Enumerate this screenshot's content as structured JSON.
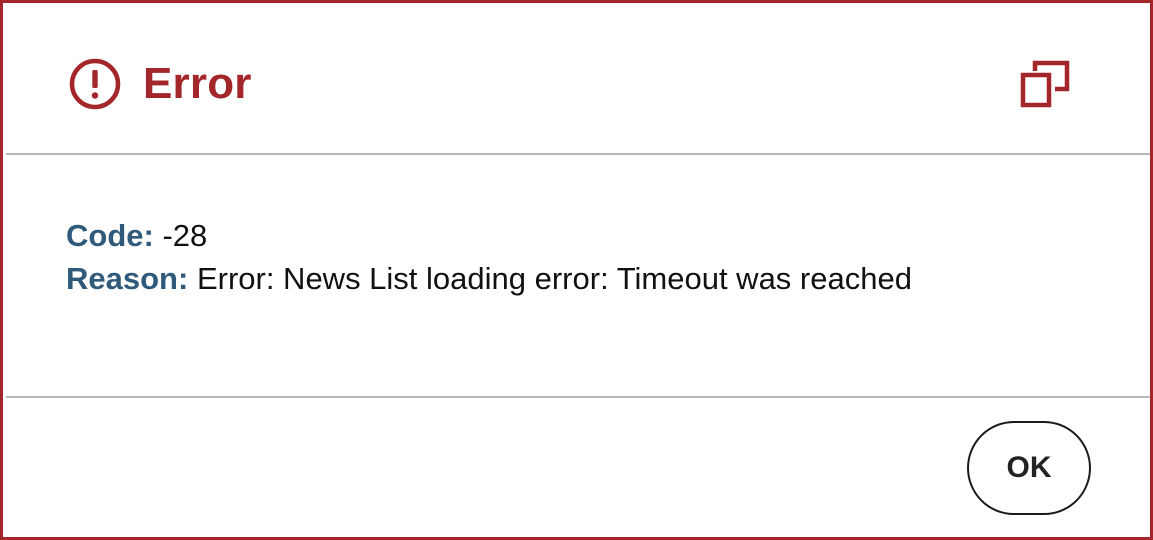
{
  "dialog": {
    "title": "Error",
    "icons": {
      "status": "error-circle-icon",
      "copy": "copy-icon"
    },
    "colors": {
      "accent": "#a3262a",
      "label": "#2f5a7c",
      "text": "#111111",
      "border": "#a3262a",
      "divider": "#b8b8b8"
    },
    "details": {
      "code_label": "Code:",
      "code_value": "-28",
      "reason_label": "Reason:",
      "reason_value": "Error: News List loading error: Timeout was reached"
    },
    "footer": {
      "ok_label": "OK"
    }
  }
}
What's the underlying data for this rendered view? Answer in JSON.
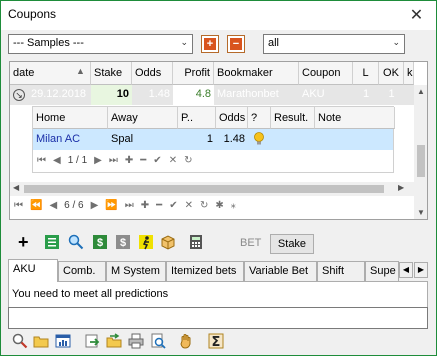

= = = = =

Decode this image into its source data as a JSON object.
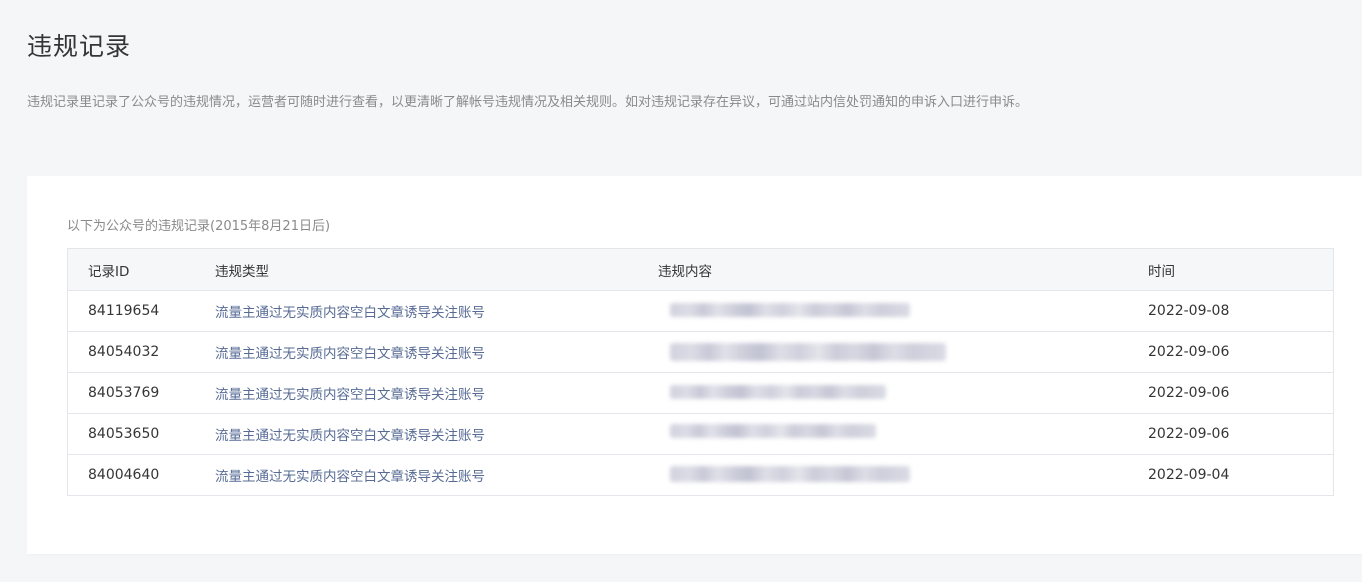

= = = = =

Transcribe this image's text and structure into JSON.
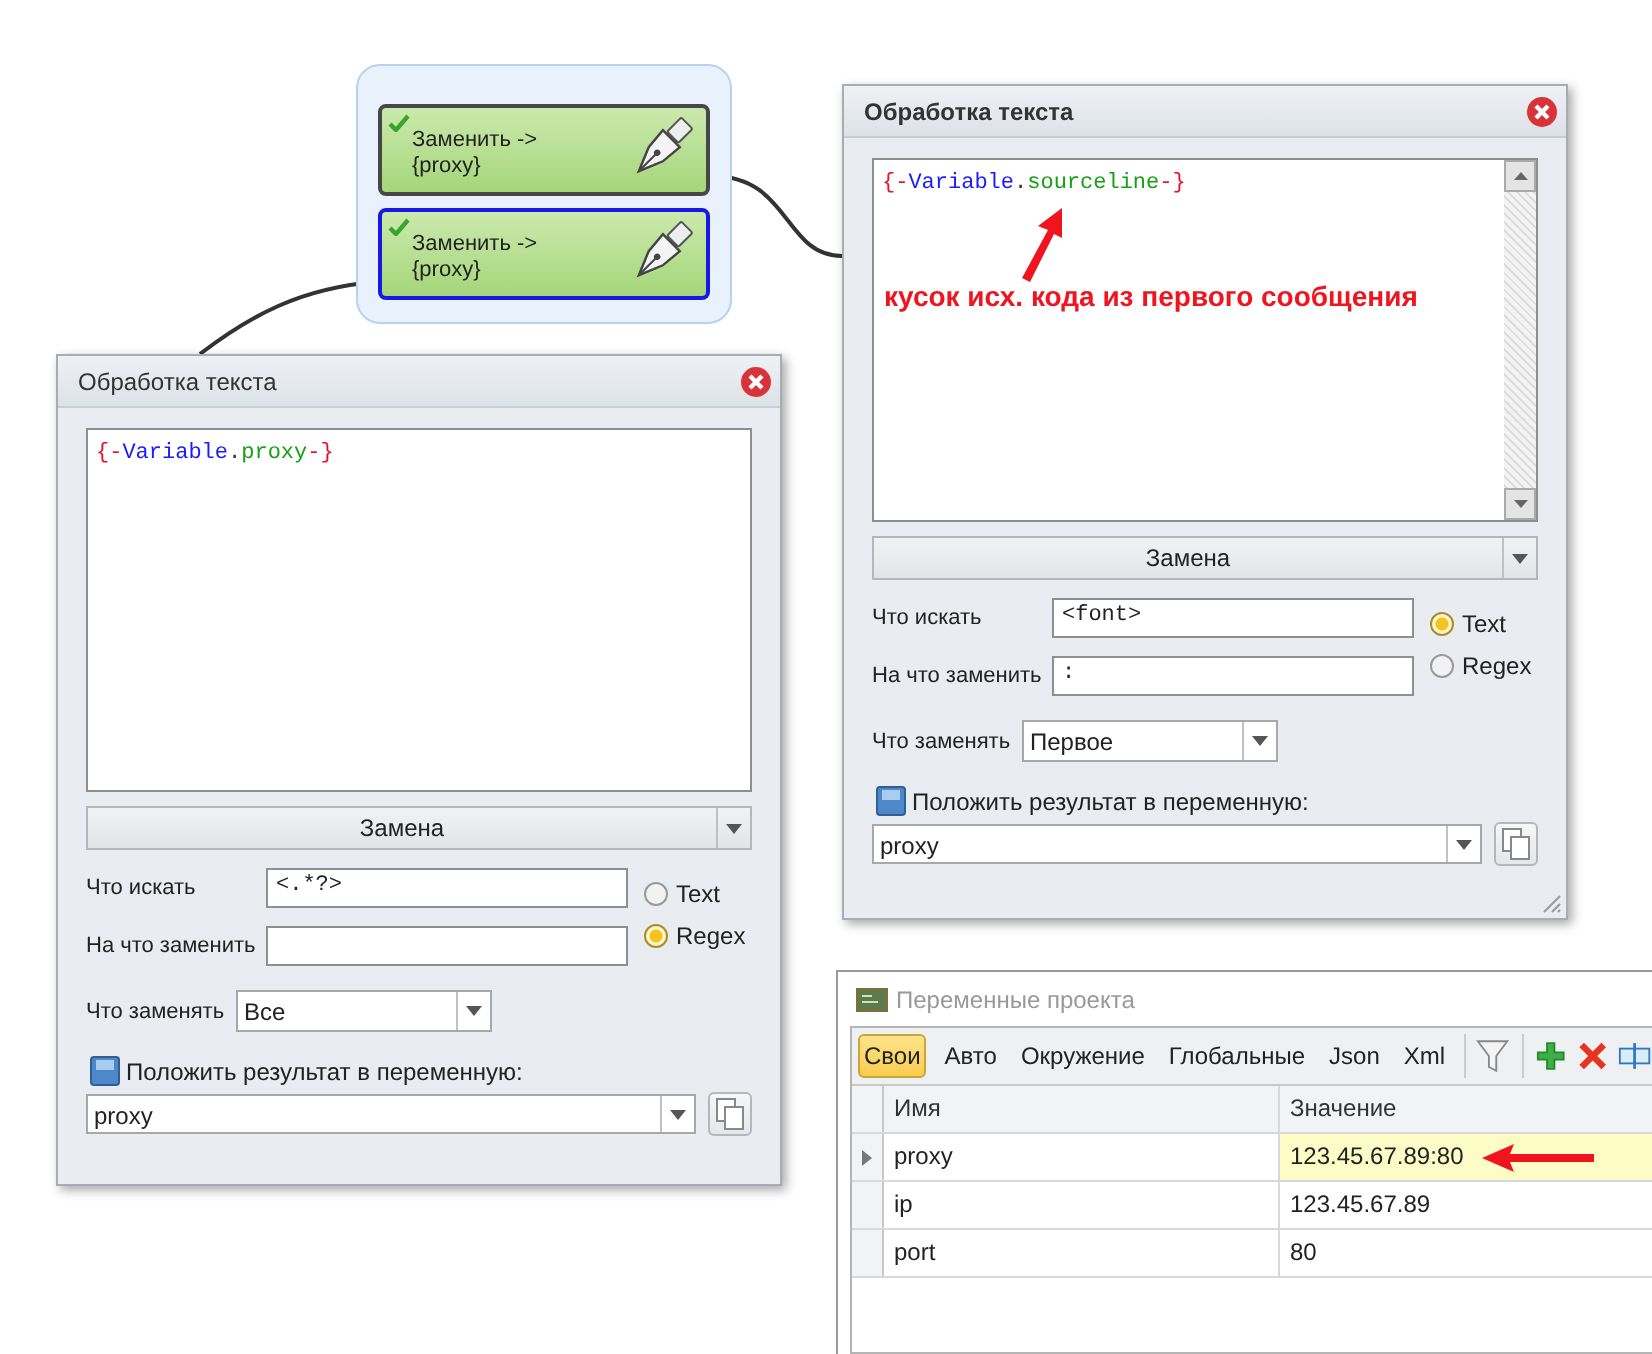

= = = = =

> **Exercise objective**
Count every line in the preceding entries where the string "into" appears, then state only the total.

> **Answer in full**
2